Copy each entry as it stands, leaving nothing out.
--- START OF RECORDS FOR PROCESSING ---
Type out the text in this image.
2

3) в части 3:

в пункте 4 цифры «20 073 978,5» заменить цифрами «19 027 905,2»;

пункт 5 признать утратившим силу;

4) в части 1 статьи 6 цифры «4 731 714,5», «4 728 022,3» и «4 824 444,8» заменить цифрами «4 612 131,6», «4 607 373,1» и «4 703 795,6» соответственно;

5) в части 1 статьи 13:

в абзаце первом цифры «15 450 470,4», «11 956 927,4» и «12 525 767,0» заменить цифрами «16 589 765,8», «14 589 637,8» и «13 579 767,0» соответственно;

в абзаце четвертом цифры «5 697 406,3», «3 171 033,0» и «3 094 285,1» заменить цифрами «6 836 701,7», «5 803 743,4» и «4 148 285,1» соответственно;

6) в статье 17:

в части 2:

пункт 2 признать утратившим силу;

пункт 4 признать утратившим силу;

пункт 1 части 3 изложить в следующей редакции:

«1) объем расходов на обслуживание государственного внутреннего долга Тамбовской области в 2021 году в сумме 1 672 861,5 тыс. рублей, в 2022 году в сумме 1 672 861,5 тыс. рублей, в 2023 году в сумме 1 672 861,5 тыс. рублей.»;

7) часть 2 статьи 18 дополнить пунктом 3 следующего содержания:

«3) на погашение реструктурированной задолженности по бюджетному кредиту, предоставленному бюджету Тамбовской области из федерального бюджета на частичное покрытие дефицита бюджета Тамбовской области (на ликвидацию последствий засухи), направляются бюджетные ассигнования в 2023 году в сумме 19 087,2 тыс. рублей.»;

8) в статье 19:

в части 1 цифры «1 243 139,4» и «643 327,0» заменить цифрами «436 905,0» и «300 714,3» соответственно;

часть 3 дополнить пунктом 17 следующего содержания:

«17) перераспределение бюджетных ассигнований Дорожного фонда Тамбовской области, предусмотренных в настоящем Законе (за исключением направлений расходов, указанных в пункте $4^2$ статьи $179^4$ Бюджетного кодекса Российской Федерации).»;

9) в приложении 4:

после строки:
--- END OF RECORDS FOR PROCESSING ---
CORRECT ANSWER —
Type out the text in this image.
2

3) в части 3:

в пункте 4 цифры «20 073 978,5» заменить цифрами «19 027 905,2»;

пункт 5 признать утратившим силу;

4) в части 1 статьи 6 цифры «4 731 714,5», «4 728 022,3» и «4 824 444,8» заменить цифрами «4 612 131,6», «4 607 373,1» и «4 703 795,6» соответственно;

5) в части 1 статьи 13:

в абзаце первом цифры «15 450 470,4», «11 956 927,4» и «12 525 767,0» заменить цифрами «16 589 765,8», «14 589 637,8» и «13 579 767,0» соответственно;

в абзаце четвертом цифры «5 697 406,3», «3 171 033,0» и «3 094 285,1» заменить цифрами «6 836 701,7», «5 803 743,4» и «4 148 285,1» соответственно;

6) в статье 17:

в части 2:

пункт 2 признать утратившим силу;

пункт 4 признать утратившим силу;

пункт 1 части 3 изложить в следующей редакции:

«1) объем расходов на обслуживание государственного внутреннего долга Тамбовской области в 2021 году в сумме 1 672 861,5 тыс. рублей, в 2022 году в сумме 1 672 861,5 тыс. рублей, в 2023 году в сумме 1 672 861,5 тыс. рублей.»;

7) часть 2 статьи 18 дополнить пунктом 3 следующего содержания:

«3) на погашение реструктурированной задолженности по бюджетному кредиту, предоставленному бюджету Тамбовской области из федерального бюджета на частичное покрытие дефицита бюджета Тамбовской области (на ликвидацию последствий засухи), направляются бюджетные ассигнования в 2023 году в сумме 19 087,2 тыс. рублей.»;

8) в статье 19:

в части 1 цифры «1 243 139,4» и «643 327,0» заменить цифрами «436 905,0» и «300 714,3» соответственно;

часть 3 дополнить пунктом 17 следующего содержания:

«17) перераспределение бюджетных ассигнований Дорожного фонда Тамбовской области, предусмотренных в настоящем Законе (за исключением направлений расходов, указанных в пункте $4^2$ статьи $179^4$ Бюджетного кодекса Российской Федерации).»;

9) в приложении 4:

после строки:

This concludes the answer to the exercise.